→ Stated task
Emit the entire listing verbatim.

####################

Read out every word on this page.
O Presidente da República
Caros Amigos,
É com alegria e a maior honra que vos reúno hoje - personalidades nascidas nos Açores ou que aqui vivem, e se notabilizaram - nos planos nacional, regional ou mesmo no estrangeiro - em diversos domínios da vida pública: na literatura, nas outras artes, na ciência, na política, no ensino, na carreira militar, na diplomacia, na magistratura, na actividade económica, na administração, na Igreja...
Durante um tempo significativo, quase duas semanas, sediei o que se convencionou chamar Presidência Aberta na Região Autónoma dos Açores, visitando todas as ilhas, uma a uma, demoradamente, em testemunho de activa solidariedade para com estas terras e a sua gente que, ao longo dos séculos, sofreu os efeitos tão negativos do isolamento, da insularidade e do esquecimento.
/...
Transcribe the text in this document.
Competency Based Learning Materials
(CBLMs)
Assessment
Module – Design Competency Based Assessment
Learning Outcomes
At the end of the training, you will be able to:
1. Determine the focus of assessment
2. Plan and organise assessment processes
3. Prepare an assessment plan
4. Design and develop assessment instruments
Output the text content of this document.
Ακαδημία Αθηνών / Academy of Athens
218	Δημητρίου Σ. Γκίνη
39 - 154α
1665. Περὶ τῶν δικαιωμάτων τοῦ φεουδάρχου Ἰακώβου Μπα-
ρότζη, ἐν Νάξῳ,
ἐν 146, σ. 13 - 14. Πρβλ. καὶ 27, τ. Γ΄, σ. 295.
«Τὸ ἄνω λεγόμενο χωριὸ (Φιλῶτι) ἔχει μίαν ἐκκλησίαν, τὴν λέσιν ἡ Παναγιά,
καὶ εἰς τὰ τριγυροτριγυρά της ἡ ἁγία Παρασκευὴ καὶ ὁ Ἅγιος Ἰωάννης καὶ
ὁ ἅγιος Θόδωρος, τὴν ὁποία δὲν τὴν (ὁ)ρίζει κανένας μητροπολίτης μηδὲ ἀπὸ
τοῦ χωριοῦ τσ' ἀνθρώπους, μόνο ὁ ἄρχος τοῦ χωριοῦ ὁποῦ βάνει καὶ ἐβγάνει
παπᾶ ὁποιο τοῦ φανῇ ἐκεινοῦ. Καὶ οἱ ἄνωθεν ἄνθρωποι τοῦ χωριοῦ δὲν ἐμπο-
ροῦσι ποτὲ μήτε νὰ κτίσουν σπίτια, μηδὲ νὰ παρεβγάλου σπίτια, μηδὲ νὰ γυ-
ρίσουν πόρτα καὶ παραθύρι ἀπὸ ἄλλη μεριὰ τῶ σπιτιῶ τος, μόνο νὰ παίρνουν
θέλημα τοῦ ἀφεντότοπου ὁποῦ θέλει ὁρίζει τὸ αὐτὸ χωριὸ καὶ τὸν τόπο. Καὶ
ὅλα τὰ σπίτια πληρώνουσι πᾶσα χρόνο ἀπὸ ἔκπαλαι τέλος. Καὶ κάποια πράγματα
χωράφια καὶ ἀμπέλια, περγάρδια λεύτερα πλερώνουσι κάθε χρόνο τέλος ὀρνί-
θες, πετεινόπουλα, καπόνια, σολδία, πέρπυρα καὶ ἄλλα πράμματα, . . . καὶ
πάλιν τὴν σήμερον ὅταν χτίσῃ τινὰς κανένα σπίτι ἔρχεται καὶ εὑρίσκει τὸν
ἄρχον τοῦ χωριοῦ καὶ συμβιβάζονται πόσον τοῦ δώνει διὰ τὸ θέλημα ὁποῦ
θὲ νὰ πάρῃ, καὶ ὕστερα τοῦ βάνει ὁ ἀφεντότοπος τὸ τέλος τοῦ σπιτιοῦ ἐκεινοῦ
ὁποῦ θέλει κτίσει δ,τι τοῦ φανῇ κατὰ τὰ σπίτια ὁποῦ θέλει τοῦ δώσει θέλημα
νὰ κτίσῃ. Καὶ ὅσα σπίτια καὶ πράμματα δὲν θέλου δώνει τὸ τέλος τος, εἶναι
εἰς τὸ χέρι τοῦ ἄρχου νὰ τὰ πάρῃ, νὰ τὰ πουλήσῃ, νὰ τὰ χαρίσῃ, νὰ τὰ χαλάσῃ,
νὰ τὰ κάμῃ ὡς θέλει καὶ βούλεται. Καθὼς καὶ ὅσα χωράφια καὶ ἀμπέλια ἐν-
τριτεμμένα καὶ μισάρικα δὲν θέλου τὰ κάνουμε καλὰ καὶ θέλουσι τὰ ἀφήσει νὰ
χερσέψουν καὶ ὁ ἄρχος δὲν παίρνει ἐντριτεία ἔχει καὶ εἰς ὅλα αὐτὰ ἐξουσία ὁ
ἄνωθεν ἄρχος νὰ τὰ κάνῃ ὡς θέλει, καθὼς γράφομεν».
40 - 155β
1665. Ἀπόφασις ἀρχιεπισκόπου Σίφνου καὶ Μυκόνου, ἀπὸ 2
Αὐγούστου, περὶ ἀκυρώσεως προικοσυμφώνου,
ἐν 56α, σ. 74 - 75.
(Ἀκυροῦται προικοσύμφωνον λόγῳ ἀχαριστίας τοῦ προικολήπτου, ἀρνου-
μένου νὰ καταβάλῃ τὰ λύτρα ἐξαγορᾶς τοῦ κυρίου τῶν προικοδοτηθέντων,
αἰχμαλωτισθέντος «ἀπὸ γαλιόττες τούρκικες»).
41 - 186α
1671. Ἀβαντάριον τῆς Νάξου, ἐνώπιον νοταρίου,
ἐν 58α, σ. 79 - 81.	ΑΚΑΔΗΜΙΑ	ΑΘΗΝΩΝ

####################

→ Full output
Read out every word on this page.
O Presidente da República
Caros Amigos,
É com alegria e a maior honra que vos reúno hoje - personalidades nascidas nos Açores ou que aqui vivem, e se notabilizaram - nos planos nacional, regional ou mesmo no estrangeiro - em diversos domínios da vida pública: na literatura, nas outras artes, na ciência, na política, no ensino, na carreira militar, na diplomacia, na magistratura, na actividade económica, na administração, na Igreja...
Durante um tempo significativo, quase duas semanas, sediei o que se convencionou chamar Presidência Aberta na Região Autónoma dos Açores, visitando todas as ilhas, uma a uma, demoradamente, em testemunho de activa solidariedade para com estas terras e a sua gente que, ao longo dos séculos, sofreu os efeitos tão negativos do isolamento, da insularidade e do esquecimento.
/...
Transcribe the text in this document.
Competency Based Learning Materials
(CBLMs)
Assessment
Module – Design Competency Based Assessment
Learning Outcomes
At the end of the training, you will be able to:
1. Determine the focus of assessment
2. Plan and organise assessment processes
3. Prepare an assessment plan
4. Design and develop assessment instruments
Output the text content of this document.
Ακαδημία Αθηνών / Academy of Athens
218	Δημητρίου Σ. Γκίνη
39 - 154α
1665. Περὶ τῶν δικαιωμάτων τοῦ φεουδάρχου Ἰακώβου Μπα-
ρότζη, ἐν Νάξῳ,
ἐν 146, σ. 13 - 14. Πρβλ. καὶ 27, τ. Γ΄, σ. 295.
«Τὸ ἄνω λεγόμενο χωριὸ (Φιλῶτι) ἔχει μίαν ἐκκλησίαν, τὴν λέσιν ἡ Παναγιά,
καὶ εἰς τὰ τριγυροτριγυρά της ἡ ἁγία Παρασκευὴ καὶ ὁ Ἅγιος Ἰωάννης καὶ
ὁ ἅγιος Θόδωρος, τὴν ὁποία δὲν τὴν (ὁ)ρίζει κανένας μητροπολίτης μηδὲ ἀπὸ
τοῦ χωριοῦ τσ' ἀνθρώπους, μόνο ὁ ἄρχος τοῦ χωριοῦ ὁποῦ βάνει καὶ ἐβγάνει
παπᾶ ὁποιο τοῦ φανῇ ἐκεινοῦ. Καὶ οἱ ἄνωθεν ἄνθρωποι τοῦ χωριοῦ δὲν ἐμπο-
ροῦσι ποτὲ μήτε νὰ κτίσουν σπίτια, μηδὲ νὰ παρεβγάλου σπίτια, μηδὲ νὰ γυ-
ρίσουν πόρτα καὶ παραθύρι ἀπὸ ἄλλη μεριὰ τῶ σπιτιῶ τος, μόνο νὰ παίρνουν
θέλημα τοῦ ἀφεντότοπου ὁποῦ θέλει ὁρίζει τὸ αὐτὸ χωριὸ καὶ τὸν τόπο. Καὶ
ὅλα τὰ σπίτια πληρώνουσι πᾶσα χρόνο ἀπὸ ἔκπαλαι τέλος. Καὶ κάποια πράγματα
χωράφια καὶ ἀμπέλια, περγάρδια λεύτερα πλερώνουσι κάθε χρόνο τέλος ὀρνί-
θες, πετεινόπουλα, καπόνια, σολδία, πέρπυρα καὶ ἄλλα πράμματα, . . . καὶ
πάλιν τὴν σήμερον ὅταν χτίσῃ τινὰς κανένα σπίτι ἔρχεται καὶ εὑρίσκει τὸν
ἄρχον τοῦ χωριοῦ καὶ συμβιβάζονται πόσον τοῦ δώνει διὰ τὸ θέλημα ὁποῦ
θὲ νὰ πάρῃ, καὶ ὕστερα τοῦ βάνει ὁ ἀφεντότοπος τὸ τέλος τοῦ σπιτιοῦ ἐκεινοῦ
ὁποῦ θέλει κτίσει δ,τι τοῦ φανῇ κατὰ τὰ σπίτια ὁποῦ θέλει τοῦ δώσει θέλημα
νὰ κτίσῃ. Καὶ ὅσα σπίτια καὶ πράμματα δὲν θέλου δώνει τὸ τέλος τος, εἶναι
εἰς τὸ χέρι τοῦ ἄρχου νὰ τὰ πάρῃ, νὰ τὰ πουλήσῃ, νὰ τὰ χαρίσῃ, νὰ τὰ χαλάσῃ,
νὰ τὰ κάμῃ ὡς θέλει καὶ βούλεται. Καθὼς καὶ ὅσα χωράφια καὶ ἀμπέλια ἐν-
τριτεμμένα καὶ μισάρικα δὲν θέλου τὰ κάνουμε καλὰ καὶ θέλουσι τὰ ἀφήσει νὰ
χερσέψουν καὶ ὁ ἄρχος δὲν παίρνει ἐντριτεία ἔχει καὶ εἰς ὅλα αὐτὰ ἐξουσία ὁ
ἄνωθεν ἄρχος νὰ τὰ κάνῃ ὡς θέλει, καθὼς γράφομεν».
40 - 155β
1665. Ἀπόφασις ἀρχιεπισκόπου Σίφνου καὶ Μυκόνου, ἀπὸ 2
Αὐγούστου, περὶ ἀκυρώσεως προικοσυμφώνου,
ἐν 56α, σ. 74 - 75.
(Ἀκυροῦται προικοσύμφωνον λόγῳ ἀχαριστίας τοῦ προικολήπτου, ἀρνου-
μένου νὰ καταβάλῃ τὰ λύτρα ἐξαγορᾶς τοῦ κυρίου τῶν προικοδοτηθέντων,
αἰχμαλωτισθέντος «ἀπὸ γαλιόττες τούρκικες»).
41 - 186α
1671. Ἀβαντάριον τῆς Νάξου, ἐνώπιον νοταρίου,
ἐν 58α, σ. 79 - 81.	ΑΚΑΔΗΜΙΑ	ΑΘΗΝΩΝ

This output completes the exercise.